══ Given data
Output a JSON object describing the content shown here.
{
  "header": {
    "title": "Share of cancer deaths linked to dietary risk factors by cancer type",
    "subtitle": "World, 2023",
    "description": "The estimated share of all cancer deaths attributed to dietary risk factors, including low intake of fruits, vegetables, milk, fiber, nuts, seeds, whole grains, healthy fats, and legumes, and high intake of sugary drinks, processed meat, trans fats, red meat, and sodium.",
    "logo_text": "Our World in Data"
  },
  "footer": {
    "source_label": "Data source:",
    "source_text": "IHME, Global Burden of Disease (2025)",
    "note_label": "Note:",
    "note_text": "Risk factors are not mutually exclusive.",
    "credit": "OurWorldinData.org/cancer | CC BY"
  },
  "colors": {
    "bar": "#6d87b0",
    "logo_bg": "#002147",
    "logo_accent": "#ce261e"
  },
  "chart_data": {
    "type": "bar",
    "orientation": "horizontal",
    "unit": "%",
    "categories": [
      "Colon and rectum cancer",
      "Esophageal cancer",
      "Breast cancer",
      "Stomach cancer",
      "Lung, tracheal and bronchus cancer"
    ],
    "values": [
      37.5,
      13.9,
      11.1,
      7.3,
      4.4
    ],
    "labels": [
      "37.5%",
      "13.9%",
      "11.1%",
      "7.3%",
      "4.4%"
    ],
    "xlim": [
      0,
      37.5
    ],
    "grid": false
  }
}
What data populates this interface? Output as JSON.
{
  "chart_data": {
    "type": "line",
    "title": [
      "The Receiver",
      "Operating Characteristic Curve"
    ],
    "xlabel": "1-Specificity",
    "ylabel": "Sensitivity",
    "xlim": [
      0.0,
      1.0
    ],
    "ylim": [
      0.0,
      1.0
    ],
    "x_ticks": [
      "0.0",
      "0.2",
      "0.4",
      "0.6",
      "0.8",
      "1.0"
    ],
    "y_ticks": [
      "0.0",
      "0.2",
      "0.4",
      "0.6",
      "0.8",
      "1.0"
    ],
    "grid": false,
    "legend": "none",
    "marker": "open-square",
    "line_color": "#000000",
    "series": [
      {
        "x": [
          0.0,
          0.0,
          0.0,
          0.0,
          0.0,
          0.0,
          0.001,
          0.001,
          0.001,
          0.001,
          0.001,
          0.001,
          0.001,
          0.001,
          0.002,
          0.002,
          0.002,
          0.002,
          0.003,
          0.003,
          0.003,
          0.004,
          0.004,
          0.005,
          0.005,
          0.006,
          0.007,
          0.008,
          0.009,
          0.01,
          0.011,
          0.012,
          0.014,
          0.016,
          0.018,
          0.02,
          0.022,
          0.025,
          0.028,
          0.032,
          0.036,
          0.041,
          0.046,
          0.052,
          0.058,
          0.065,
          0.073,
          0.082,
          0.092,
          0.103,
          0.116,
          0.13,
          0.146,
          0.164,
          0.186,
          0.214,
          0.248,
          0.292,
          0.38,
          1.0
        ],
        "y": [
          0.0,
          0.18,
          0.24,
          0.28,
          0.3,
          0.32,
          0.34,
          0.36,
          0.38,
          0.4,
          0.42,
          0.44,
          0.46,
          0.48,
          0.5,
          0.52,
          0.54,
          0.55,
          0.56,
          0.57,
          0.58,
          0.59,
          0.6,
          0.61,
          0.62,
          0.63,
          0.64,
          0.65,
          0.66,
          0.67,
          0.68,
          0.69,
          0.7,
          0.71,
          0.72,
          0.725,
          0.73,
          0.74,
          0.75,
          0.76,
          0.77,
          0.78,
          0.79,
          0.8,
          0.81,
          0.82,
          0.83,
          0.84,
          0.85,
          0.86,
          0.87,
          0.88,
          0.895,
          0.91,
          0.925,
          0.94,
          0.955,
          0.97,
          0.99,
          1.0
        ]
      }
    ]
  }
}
════
▶ [What you will do]: Extract each line of the listing above, copying it word for word.

▶ [Result]:
Output a JSON object describing the content shown here.
{
  "header": {
    "title": "Share of cancer deaths linked to dietary risk factors by cancer type",
    "subtitle": "World, 2023",
    "description": "The estimated share of all cancer deaths attributed to dietary risk factors, including low intake of fruits, vegetables, milk, fiber, nuts, seeds, whole grains, healthy fats, and legumes, and high intake of sugary drinks, processed meat, trans fats, red meat, and sodium.",
    "logo_text": "Our World in Data"
  },
  "footer": {
    "source_label": "Data source:",
    "source_text": "IHME, Global Burden of Disease (2025)",
    "note_label": "Note:",
    "note_text": "Risk factors are not mutually exclusive.",
    "credit": "OurWorldinData.org/cancer | CC BY"
  },
  "colors": {
    "bar": "#6d87b0",
    "logo_bg": "#002147",
    "logo_accent": "#ce261e"
  },
  "chart_data": {
    "type": "bar",
    "orientation": "horizontal",
    "unit": "%",
    "categories": [
      "Colon and rectum cancer",
      "Esophageal cancer",
      "Breast cancer",
      "Stomach cancer",
      "Lung, tracheal and bronchus cancer"
    ],
    "values": [
      37.5,
      13.9,
      11.1,
      7.3,
      4.4
    ],
    "labels": [
      "37.5%",
      "13.9%",
      "11.1%",
      "7.3%",
      "4.4%"
    ],
    "xlim": [
      0,
      37.5
    ],
    "grid": false
  }
}
What data populates this interface? Output as JSON.
{
  "chart_data": {
    "type": "line",
    "title": [
      "The Receiver",
      "Operating Characteristic Curve"
    ],
    "xlabel": "1-Specificity",
    "ylabel": "Sensitivity",
    "xlim": [
      0.0,
      1.0
    ],
    "ylim": [
      0.0,
      1.0
    ],
    "x_ticks": [
      "0.0",
      "0.2",
      "0.4",
      "0.6",
      "0.8",
      "1.0"
    ],
    "y_ticks": [
      "0.0",
      "0.2",
      "0.4",
      "0.6",
      "0.8",
      "1.0"
    ],
    "grid": false,
    "legend": "none",
    "marker": "open-square",
    "line_color": "#000000",
    "series": [
      {
        "x": [
          0.0,
          0.0,
          0.0,
          0.0,
          0.0,
          0.0,
          0.001,
          0.001,
          0.001,
          0.001,
          0.001,
          0.001,
          0.001,
          0.001,
          0.002,
          0.002,
          0.002,
          0.002,
          0.003,
          0.003,
          0.003,
          0.004,
          0.004,
          0.005,
          0.005,
          0.006,
          0.007,
          0.008,
          0.009,
          0.01,
          0.011,
          0.012,
          0.014,
          0.016,
          0.018,
          0.02,
          0.022,
          0.025,
          0.028,
          0.032,
          0.036,
          0.041,
          0.046,
          0.052,
          0.058,
          0.065,
          0.073,
          0.082,
          0.092,
          0.103,
          0.116,
          0.13,
          0.146,
          0.164,
          0.186,
          0.214,
          0.248,
          0.292,
          0.38,
          1.0
        ],
        "y": [
          0.0,
          0.18,
          0.24,
          0.28,
          0.3,
          0.32,
          0.34,
          0.36,
          0.38,
          0.4,
          0.42,
          0.44,
          0.46,
          0.48,
          0.5,
          0.52,
          0.54,
          0.55,
          0.56,
          0.57,
          0.58,
          0.59,
          0.6,
          0.61,
          0.62,
          0.63,
          0.64,
          0.65,
          0.66,
          0.67,
          0.68,
          0.69,
          0.7,
          0.71,
          0.72,
          0.725,
          0.73,
          0.74,
          0.75,
          0.76,
          0.77,
          0.78,
          0.79,
          0.8,
          0.81,
          0.82,
          0.83,
          0.84,
          0.85,
          0.86,
          0.87,
          0.88,
          0.895,
          0.91,
          0.925,
          0.94,
          0.955,
          0.97,
          0.99,
          1.0
        ]
      }
    ]
  }
}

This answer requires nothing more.